WRITTEN PROBLEM: Rewrite the passage about a missing college friend from "TRAVEL HERE/TRAVEL THERE:  FRANCES" to "disappearances were legion.", using "Dallas" in place of "Nacogdoches".

====== PASSAGE PROVIDED

There are other rules, but they are girls’ rule.  We know them and no one else has to know anything about them.  It’s all just girl stuff anyway, right?

When Life Imitates a Journey

TRAVEL HERE/TRAVEL THERE:  FRANCES IS MISSING AGAIN

No matter how much some things change, others stay the same.  One of my best college friends was Frances.  She disappeared for the first time during our Freshman year.  She’d gone with her roommate to East Texas State University for homecoming.  The roommate was in love and hadn’t worried overmuch when Frances made herself scarce, but when it was time to head back to Nacogdoches, concern set in.   We didn’t have cellphones in those days, so life was a little more exciting.  When the pair did finally return, many hours later than anticipated, we scolded Frances, thinking her disappearance an aberration, but over the years her disappearances were legion.

Diappearing in the Bahamas

Frances’ most dramatic disappearance occurred in the Bahamas.  The first couple of  days Debbie, Frances and I stuck together like glue – visiting a casino, shopping in Nassau and hanging out on the beach.  Then one morning Frances announced she’d spend her day on a sailing excursion with one of the dealers from the casino.  As Frances gave us a telephone number, penned on a piece of notebook paper, we reminded her to be back in time for dinner.  A gala celebration with our very first lobsters was planned.  She assured us she’d be back as she boarded the shuttle to the other side of the island.  Stuck at the hotel while Frances sailed with her new love connection, Debbie and I felt a little smug when Frances failed to show up in time for the long-anticipated meal.  Hours later, when there was still no Frances, we felt a little less smug, but we went to bed certain Frances would come in giggling some time before the night was over.

Not only was this in the days before cell phones, it was long before Natalee Holloway disappeared in Aruba, so when Frances didn’t come back we were concerned about her, but we were also a little jealous.  Over breakfast we discussed what should be done with our fellow travelers and arrived at the general consensus that Frances was somewhere having a marvelous time.  So we tried to have a marvelous time, too.  Debbie and I borrowed bicycles from the resort to explore our end of the island.  In the late afternoon, when Frances had been gone for well over twenty-four hours, we tried to call the number she’d left behind for us.  That’s when panic set in.  The people at the other end of the phone had never heard of Frances and didn’t recognize the name of her casino dealer either.  We called the casino, who did know of him, but they hadn’t seen him since Frances disappeared.  They did agree to convey a message.

As night fell, Debbie and I went to the tour desk in the lobby to report Frances’ disappearance.  The tour company sponsored a lot of college trips.  They didn’t seem too upset by the whole thing, but promised that if we hadn’t heard from Frances by noon the next day, they’d take the situation to the next level.  Our circle of friends spent the evening drinking coconut rum at the pool, where we could keep a close eye on the lobby.  Once again, Debbie and I went to bed hoping our rest would be interrupted by a late-arriving friend.  Early the next morning the phone rang and a giddily giggling Frances assured us we’d gotten ourselves in a tizzy over nothing.  Debbie and I were washed by that strange dichotomous relief everyone has felt at one time or another – we were joyous our friend was okay, but we also wanted to kill her.

============
====== RECORD EXTRACTS

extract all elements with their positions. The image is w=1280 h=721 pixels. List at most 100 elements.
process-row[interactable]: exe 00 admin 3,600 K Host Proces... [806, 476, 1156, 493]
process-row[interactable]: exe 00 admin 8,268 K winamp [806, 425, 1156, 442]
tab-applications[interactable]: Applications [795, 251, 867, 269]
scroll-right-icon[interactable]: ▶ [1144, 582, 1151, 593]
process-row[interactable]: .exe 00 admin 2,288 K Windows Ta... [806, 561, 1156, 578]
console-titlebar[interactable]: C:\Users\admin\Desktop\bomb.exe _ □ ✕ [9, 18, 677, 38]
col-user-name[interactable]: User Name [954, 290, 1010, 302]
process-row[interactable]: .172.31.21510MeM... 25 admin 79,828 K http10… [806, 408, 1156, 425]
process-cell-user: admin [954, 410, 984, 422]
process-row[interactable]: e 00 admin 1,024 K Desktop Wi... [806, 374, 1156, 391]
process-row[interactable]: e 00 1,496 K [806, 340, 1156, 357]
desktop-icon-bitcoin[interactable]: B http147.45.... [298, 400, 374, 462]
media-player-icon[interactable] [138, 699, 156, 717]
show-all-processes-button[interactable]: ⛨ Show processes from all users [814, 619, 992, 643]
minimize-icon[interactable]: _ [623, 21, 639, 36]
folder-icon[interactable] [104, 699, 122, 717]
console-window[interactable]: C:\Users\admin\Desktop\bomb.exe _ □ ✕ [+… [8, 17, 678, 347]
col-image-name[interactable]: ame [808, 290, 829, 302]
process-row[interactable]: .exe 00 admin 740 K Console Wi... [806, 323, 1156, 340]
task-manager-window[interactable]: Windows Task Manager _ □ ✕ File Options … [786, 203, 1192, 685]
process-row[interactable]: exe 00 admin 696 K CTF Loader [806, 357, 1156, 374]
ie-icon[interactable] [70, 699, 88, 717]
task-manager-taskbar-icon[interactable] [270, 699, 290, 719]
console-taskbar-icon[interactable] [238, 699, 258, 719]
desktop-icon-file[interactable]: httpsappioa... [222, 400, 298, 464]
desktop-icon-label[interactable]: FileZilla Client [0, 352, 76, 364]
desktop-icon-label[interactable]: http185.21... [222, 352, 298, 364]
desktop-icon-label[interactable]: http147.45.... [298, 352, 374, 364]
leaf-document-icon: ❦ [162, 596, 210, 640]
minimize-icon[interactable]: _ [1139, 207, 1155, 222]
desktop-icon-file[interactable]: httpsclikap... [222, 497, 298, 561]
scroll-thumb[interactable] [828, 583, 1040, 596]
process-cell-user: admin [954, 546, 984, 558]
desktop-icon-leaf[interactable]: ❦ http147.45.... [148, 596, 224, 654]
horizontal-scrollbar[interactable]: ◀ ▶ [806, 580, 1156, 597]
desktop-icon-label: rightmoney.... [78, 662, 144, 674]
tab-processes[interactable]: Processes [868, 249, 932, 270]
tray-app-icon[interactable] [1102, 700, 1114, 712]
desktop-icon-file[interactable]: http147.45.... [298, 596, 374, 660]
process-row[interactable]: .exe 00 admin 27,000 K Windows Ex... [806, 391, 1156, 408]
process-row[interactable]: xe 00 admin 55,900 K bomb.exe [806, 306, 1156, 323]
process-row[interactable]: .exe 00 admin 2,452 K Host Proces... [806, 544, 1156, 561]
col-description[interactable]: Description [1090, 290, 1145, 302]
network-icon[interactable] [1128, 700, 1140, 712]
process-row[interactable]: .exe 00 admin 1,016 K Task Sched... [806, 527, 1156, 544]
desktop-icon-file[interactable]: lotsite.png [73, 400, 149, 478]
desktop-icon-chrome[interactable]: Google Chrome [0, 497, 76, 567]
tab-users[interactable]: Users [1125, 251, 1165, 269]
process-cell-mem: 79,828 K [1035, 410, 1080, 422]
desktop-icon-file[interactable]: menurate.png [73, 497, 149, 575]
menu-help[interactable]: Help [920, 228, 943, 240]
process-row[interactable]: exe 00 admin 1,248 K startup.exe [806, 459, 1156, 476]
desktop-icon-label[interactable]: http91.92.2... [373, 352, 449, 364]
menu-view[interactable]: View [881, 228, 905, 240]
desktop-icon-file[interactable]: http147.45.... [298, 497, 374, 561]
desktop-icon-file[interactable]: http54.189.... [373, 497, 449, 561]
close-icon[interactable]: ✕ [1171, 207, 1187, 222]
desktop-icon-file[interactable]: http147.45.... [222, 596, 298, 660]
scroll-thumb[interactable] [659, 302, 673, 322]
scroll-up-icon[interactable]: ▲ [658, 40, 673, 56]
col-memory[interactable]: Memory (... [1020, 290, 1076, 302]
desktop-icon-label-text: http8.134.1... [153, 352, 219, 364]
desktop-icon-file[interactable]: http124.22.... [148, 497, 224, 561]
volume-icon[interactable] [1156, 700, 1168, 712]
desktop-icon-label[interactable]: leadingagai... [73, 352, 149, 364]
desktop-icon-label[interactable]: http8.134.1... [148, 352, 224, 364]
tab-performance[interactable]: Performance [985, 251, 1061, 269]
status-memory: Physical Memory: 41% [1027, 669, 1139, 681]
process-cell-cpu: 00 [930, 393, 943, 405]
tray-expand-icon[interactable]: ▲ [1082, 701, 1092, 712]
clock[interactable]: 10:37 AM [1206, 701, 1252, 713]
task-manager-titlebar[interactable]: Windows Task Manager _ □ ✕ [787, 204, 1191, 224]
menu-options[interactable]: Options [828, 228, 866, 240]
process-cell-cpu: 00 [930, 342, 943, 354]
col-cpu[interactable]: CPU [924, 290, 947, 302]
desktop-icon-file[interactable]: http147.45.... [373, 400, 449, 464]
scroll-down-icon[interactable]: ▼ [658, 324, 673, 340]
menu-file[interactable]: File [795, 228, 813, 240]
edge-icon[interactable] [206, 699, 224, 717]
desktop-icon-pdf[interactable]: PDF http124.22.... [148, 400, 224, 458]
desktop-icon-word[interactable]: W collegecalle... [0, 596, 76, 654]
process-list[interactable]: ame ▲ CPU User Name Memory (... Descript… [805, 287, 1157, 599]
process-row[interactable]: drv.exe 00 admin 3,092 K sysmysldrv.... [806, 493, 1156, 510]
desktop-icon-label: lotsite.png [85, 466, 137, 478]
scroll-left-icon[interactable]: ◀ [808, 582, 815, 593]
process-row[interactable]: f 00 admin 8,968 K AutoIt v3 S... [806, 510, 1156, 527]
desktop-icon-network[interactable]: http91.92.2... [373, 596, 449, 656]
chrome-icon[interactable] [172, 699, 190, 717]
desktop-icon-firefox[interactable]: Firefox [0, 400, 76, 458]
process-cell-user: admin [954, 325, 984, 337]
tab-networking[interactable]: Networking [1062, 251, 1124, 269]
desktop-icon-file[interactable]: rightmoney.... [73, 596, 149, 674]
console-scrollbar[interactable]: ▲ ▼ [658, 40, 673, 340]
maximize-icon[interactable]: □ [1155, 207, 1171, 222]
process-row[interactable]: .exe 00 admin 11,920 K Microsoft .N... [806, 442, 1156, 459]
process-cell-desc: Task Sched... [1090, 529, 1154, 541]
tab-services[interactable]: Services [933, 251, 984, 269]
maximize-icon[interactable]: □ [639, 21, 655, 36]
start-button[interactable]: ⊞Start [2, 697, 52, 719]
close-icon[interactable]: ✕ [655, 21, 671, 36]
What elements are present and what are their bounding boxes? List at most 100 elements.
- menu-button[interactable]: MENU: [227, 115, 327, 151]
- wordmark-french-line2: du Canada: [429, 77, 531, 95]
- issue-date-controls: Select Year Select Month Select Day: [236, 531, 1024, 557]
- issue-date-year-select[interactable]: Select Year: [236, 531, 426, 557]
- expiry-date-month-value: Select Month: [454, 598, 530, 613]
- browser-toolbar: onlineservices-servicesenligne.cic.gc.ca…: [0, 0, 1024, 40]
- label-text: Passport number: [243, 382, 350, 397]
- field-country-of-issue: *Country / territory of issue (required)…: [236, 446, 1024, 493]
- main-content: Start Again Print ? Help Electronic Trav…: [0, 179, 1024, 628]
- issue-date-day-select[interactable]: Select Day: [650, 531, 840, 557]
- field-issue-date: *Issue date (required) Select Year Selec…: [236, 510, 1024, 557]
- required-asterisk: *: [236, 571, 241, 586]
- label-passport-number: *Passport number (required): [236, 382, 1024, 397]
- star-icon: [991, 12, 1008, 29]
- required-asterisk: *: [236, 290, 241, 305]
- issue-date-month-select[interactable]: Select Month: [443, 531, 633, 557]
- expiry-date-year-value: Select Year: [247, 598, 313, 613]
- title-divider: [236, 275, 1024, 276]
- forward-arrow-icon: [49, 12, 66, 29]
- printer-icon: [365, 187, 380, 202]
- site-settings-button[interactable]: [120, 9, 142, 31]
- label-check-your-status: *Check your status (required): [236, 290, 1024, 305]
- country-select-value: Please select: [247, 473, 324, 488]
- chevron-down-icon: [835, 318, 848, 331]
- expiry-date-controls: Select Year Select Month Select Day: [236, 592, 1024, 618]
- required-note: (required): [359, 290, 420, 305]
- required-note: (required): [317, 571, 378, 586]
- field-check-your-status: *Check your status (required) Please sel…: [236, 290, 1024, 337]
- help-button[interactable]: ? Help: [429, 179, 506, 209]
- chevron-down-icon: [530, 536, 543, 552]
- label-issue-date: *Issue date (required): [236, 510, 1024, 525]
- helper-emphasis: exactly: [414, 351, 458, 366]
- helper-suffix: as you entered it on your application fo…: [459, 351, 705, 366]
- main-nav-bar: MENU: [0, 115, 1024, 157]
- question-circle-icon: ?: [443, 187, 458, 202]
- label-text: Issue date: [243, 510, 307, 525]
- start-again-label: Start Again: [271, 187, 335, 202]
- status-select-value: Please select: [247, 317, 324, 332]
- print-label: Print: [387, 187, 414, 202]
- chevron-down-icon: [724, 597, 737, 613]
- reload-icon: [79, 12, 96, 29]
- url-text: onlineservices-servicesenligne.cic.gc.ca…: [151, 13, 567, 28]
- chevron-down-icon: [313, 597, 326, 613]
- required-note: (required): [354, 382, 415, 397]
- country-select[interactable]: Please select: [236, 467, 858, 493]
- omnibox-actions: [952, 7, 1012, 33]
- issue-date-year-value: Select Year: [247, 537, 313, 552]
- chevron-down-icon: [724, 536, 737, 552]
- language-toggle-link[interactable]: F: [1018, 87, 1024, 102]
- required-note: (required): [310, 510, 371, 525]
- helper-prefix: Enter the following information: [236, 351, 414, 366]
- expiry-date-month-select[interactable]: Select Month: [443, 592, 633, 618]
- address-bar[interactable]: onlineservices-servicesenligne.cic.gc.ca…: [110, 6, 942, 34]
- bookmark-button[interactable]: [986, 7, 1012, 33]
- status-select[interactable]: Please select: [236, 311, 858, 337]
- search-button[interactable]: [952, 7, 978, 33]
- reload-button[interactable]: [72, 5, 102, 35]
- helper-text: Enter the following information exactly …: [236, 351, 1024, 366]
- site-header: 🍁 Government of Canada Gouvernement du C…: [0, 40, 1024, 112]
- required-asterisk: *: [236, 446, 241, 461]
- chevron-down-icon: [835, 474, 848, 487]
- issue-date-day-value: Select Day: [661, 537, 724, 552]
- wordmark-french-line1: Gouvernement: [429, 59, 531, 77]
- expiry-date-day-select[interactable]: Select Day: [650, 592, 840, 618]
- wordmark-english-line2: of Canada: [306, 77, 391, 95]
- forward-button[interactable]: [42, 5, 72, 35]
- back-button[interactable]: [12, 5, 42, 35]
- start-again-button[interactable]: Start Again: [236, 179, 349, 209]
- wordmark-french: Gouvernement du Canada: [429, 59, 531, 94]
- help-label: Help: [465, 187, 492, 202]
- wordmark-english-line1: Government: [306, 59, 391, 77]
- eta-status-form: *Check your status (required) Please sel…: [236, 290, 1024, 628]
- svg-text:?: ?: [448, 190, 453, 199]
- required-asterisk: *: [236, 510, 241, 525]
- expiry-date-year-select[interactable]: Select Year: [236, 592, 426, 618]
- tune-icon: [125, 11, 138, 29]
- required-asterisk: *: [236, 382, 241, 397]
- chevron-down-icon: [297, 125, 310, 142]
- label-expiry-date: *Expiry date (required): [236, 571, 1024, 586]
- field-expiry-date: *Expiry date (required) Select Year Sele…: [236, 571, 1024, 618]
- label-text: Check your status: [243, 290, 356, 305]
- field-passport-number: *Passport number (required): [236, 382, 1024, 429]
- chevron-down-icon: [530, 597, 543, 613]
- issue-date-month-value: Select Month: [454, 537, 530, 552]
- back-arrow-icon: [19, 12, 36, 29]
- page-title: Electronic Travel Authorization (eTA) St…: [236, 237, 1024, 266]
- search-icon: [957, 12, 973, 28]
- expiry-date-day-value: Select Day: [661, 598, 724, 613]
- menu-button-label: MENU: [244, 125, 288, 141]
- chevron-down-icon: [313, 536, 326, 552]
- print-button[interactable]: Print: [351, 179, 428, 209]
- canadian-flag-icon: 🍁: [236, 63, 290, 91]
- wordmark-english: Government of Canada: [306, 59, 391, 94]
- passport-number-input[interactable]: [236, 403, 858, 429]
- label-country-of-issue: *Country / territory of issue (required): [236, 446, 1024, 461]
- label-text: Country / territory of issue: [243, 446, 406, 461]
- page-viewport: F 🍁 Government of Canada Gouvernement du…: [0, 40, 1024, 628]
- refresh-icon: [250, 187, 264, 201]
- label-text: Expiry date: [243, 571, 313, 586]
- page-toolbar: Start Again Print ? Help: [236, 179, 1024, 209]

============

RESPONSE:
TRAVEL HERE/TRAVEL THERE:  FRANCES IS MISSING AGAIN

No matter how much some things change, others stay the same.  One of my best college friends was Frances.  She disappeared for the first time during our Freshman year.  She’d gone with her roommate to East Texas State University for homecoming.  The roommate was in love and hadn’t worried overmuch when Frances made herself scarce, but when it was time to head back to Dallas, concern set in.   We didn’t have cellphones in those days, so life was a little more exciting.  When the pair did finally return, many hours later than anticipated, we scolded Frances, thinking her disappearance an aberration, but over the years her disappearances were legion.